▸ **Exercise goal**
What follows is a set of records, each of which is to be written out exactly.

━━━ Exercise materials ━━━

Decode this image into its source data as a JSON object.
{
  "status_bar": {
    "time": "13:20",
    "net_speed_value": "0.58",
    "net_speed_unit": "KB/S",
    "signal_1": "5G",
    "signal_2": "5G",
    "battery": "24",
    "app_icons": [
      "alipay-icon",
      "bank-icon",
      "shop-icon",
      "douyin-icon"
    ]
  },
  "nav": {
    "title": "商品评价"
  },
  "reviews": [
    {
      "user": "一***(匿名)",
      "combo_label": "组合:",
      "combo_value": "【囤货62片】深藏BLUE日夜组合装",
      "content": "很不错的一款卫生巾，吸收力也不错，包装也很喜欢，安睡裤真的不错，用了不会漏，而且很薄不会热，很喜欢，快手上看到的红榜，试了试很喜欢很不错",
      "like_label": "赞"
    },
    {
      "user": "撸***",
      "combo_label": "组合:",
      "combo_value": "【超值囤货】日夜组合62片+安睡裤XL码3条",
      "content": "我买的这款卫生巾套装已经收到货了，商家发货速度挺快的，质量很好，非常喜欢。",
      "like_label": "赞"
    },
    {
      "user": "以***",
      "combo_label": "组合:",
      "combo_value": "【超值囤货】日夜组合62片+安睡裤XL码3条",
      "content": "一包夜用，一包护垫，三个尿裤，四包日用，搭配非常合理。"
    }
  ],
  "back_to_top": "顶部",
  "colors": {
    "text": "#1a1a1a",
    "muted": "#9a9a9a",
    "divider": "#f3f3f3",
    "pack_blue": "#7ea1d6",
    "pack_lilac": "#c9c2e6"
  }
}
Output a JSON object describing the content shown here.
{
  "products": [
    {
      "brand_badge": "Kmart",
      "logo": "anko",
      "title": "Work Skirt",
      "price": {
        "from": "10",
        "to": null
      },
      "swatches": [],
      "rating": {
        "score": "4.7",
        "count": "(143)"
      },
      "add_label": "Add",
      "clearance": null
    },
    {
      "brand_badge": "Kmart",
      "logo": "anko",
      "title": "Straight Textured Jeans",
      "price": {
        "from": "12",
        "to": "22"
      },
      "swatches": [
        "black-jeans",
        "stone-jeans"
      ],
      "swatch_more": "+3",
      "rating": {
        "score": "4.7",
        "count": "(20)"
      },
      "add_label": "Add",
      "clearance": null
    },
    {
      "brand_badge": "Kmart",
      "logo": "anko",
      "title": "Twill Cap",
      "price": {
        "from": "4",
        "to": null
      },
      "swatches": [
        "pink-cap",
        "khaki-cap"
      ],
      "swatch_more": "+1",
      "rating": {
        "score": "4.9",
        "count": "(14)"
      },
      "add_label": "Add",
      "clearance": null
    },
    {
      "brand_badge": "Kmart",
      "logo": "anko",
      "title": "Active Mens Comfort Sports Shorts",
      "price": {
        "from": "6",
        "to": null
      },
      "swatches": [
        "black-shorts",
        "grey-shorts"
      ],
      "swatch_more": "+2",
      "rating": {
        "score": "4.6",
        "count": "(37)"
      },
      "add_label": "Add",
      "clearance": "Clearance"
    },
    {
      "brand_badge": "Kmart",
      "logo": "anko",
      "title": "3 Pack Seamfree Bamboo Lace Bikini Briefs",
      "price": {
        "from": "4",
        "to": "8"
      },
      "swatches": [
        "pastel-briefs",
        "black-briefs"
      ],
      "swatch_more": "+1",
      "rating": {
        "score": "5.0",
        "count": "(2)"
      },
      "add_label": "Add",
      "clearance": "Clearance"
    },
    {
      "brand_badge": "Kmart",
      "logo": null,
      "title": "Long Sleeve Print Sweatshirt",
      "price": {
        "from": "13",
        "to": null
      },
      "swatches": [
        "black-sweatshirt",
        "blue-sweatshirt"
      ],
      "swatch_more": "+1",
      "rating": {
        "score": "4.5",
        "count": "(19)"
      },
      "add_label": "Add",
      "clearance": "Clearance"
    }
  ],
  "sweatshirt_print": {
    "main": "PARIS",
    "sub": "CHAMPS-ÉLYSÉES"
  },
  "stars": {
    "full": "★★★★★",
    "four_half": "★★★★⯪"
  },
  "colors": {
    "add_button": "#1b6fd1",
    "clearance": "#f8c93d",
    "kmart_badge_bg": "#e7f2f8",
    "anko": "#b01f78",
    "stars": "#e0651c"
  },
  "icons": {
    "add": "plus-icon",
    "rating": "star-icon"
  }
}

━━━

▸ **Solution for this problem**
Decode this image into its source data as a JSON object.
{
  "status_bar": {
    "time": "13:20",
    "net_speed_value": "0.58",
    "net_speed_unit": "KB/S",
    "signal_1": "5G",
    "signal_2": "5G",
    "battery": "24",
    "app_icons": [
      "alipay-icon",
      "bank-icon",
      "shop-icon",
      "douyin-icon"
    ]
  },
  "nav": {
    "title": "商品评价"
  },
  "reviews": [
    {
      "user": "一***(匿名)",
      "combo_label": "组合:",
      "combo_value": "【囤货62片】深藏BLUE日夜组合装",
      "content": "很不错的一款卫生巾，吸收力也不错，包装也很喜欢，安睡裤真的不错，用了不会漏，而且很薄不会热，很喜欢，快手上看到的红榜，试了试很喜欢很不错",
      "like_label": "赞"
    },
    {
      "user": "撸***",
      "combo_label": "组合:",
      "combo_value": "【超值囤货】日夜组合62片+安睡裤XL码3条",
      "content": "我买的这款卫生巾套装已经收到货了，商家发货速度挺快的，质量很好，非常喜欢。",
      "like_label": "赞"
    },
    {
      "user": "以***",
      "combo_label": "组合:",
      "combo_value": "【超值囤货】日夜组合62片+安睡裤XL码3条",
      "content": "一包夜用，一包护垫，三个尿裤，四包日用，搭配非常合理。"
    }
  ],
  "back_to_top": "顶部",
  "colors": {
    "text": "#1a1a1a",
    "muted": "#9a9a9a",
    "divider": "#f3f3f3",
    "pack_blue": "#7ea1d6",
    "pack_lilac": "#c9c2e6"
  }
}
Output a JSON object describing the content shown here.
{
  "products": [
    {
      "brand_badge": "Kmart",
      "logo": "anko",
      "title": "Work Skirt",
      "price": {
        "from": "10",
        "to": null
      },
      "swatches": [],
      "rating": {
        "score": "4.7",
        "count": "(143)"
      },
      "add_label": "Add",
      "clearance": null
    },
    {
      "brand_badge": "Kmart",
      "logo": "anko",
      "title": "Straight Textured Jeans",
      "price": {
        "from": "12",
        "to": "22"
      },
      "swatches": [
        "black-jeans",
        "stone-jeans"
      ],
      "swatch_more": "+3",
      "rating": {
        "score": "4.7",
        "count": "(20)"
      },
      "add_label": "Add",
      "clearance": null
    },
    {
      "brand_badge": "Kmart",
      "logo": "anko",
      "title": "Twill Cap",
      "price": {
        "from": "4",
        "to": null
      },
      "swatches": [
        "pink-cap",
        "khaki-cap"
      ],
      "swatch_more": "+1",
      "rating": {
        "score": "4.9",
        "count": "(14)"
      },
      "add_label": "Add",
      "clearance": null
    },
    {
      "brand_badge": "Kmart",
      "logo": "anko",
      "title": "Active Mens Comfort Sports Shorts",
      "price": {
        "from": "6",
        "to": null
      },
      "swatches": [
        "black-shorts",
        "grey-shorts"
      ],
      "swatch_more": "+2",
      "rating": {
        "score": "4.6",
        "count": "(37)"
      },
      "add_label": "Add",
      "clearance": "Clearance"
    },
    {
      "brand_badge": "Kmart",
      "logo": "anko",
      "title": "3 Pack Seamfree Bamboo Lace Bikini Briefs",
      "price": {
        "from": "4",
        "to": "8"
      },
      "swatches": [
        "pastel-briefs",
        "black-briefs"
      ],
      "swatch_more": "+1",
      "rating": {
        "score": "5.0",
        "count": "(2)"
      },
      "add_label": "Add",
      "clearance": "Clearance"
    },
    {
      "brand_badge": "Kmart",
      "logo": null,
      "title": "Long Sleeve Print Sweatshirt",
      "price": {
        "from": "13",
        "to": null
      },
      "swatches": [
        "black-sweatshirt",
        "blue-sweatshirt"
      ],
      "swatch_more": "+1",
      "rating": {
        "score": "4.5",
        "count": "(19)"
      },
      "add_label": "Add",
      "clearance": "Clearance"
    }
  ],
  "sweatshirt_print": {
    "main": "PARIS",
    "sub": "CHAMPS-ÉLYSÉES"
  },
  "stars": {
    "full": "★★★★★",
    "four_half": "★★★★⯪"
  },
  "colors": {
    "add_button": "#1b6fd1",
    "clearance": "#f8c93d",
    "kmart_badge_bg": "#e7f2f8",
    "anko": "#b01f78",
    "stars": "#e0651c"
  },
  "icons": {
    "add": "plus-icon",
    "rating": "star-icon"
  }
}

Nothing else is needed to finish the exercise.